# What is asked
Write out the entries again exactly as they are given.

# Stored items from a collection
%%
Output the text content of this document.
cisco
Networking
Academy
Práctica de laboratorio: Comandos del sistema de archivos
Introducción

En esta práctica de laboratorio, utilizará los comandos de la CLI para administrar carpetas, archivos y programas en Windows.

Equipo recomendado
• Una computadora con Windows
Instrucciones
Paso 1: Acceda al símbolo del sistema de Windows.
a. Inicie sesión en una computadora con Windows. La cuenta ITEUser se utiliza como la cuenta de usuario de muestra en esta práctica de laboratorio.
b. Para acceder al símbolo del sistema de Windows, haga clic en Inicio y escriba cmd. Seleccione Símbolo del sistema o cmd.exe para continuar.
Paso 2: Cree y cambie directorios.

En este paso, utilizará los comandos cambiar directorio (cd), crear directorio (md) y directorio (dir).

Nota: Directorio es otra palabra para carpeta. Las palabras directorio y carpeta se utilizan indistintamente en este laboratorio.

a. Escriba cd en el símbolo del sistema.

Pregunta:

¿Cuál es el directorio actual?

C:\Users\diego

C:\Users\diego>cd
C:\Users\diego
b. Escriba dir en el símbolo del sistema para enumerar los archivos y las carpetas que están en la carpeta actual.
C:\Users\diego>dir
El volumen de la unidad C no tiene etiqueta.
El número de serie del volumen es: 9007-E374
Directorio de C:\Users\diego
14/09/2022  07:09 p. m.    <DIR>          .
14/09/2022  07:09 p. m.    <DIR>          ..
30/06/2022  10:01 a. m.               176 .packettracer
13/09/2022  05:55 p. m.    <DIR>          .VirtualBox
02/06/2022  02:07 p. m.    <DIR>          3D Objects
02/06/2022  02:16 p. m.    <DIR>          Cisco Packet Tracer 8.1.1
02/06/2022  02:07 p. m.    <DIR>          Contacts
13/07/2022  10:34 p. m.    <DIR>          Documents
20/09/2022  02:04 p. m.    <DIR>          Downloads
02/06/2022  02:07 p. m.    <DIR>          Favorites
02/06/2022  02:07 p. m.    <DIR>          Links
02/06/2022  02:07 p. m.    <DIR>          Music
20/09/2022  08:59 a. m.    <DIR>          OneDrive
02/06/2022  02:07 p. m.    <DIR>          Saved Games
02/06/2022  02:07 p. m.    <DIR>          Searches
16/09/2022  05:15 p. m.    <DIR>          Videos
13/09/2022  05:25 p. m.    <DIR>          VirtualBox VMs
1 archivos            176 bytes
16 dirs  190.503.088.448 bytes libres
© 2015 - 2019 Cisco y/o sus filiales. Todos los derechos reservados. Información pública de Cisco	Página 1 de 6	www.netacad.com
%%
# Answer for this exercise
Output the text content of this document.
cisco
Networking
Academy
Práctica de laboratorio: Comandos del sistema de archivos
Introducción

En esta práctica de laboratorio, utilizará los comandos de la CLI para administrar carpetas, archivos y programas en Windows.

Equipo recomendado
• Una computadora con Windows
Instrucciones
Paso 1: Acceda al símbolo del sistema de Windows.
a. Inicie sesión en una computadora con Windows. La cuenta ITEUser se utiliza como la cuenta de usuario de muestra en esta práctica de laboratorio.
b. Para acceder al símbolo del sistema de Windows, haga clic en Inicio y escriba cmd. Seleccione Símbolo del sistema o cmd.exe para continuar.
Paso 2: Cree y cambie directorios.

En este paso, utilizará los comandos cambiar directorio (cd), crear directorio (md) y directorio (dir).

Nota: Directorio es otra palabra para carpeta. Las palabras directorio y carpeta se utilizan indistintamente en este laboratorio.

a. Escriba cd en el símbolo del sistema.

Pregunta:

¿Cuál es el directorio actual?

C:\Users\diego

C:\Users\diego>cd
C:\Users\diego
b. Escriba dir en el símbolo del sistema para enumerar los archivos y las carpetas que están en la carpeta actual.
C:\Users\diego>dir
El volumen de la unidad C no tiene etiqueta.
El número de serie del volumen es: 9007-E374
Directorio de C:\Users\diego
14/09/2022  07:09 p. m.    <DIR>          .
14/09/2022  07:09 p. m.    <DIR>          ..
30/06/2022  10:01 a. m.               176 .packettracer
13/09/2022  05:55 p. m.    <DIR>          .VirtualBox
02/06/2022  02:07 p. m.    <DIR>          3D Objects
02/06/2022  02:16 p. m.    <DIR>          Cisco Packet Tracer 8.1.1
02/06/2022  02:07 p. m.    <DIR>          Contacts
13/07/2022  10:34 p. m.    <DIR>          Documents
20/09/2022  02:04 p. m.    <DIR>          Downloads
02/06/2022  02:07 p. m.    <DIR>          Favorites
02/06/2022  02:07 p. m.    <DIR>          Links
02/06/2022  02:07 p. m.    <DIR>          Music
20/09/2022  08:59 a. m.    <DIR>          OneDrive
02/06/2022  02:07 p. m.    <DIR>          Saved Games
02/06/2022  02:07 p. m.    <DIR>          Searches
16/09/2022  05:15 p. m.    <DIR>          Videos
13/09/2022  05:25 p. m.    <DIR>          VirtualBox VMs
1 archivos            176 bytes
16 dirs  190.503.088.448 bytes libres
© 2015 - 2019 Cisco y/o sus filiales. Todos los derechos reservados. Información pública de Cisco	Página 1 de 6	www.netacad.com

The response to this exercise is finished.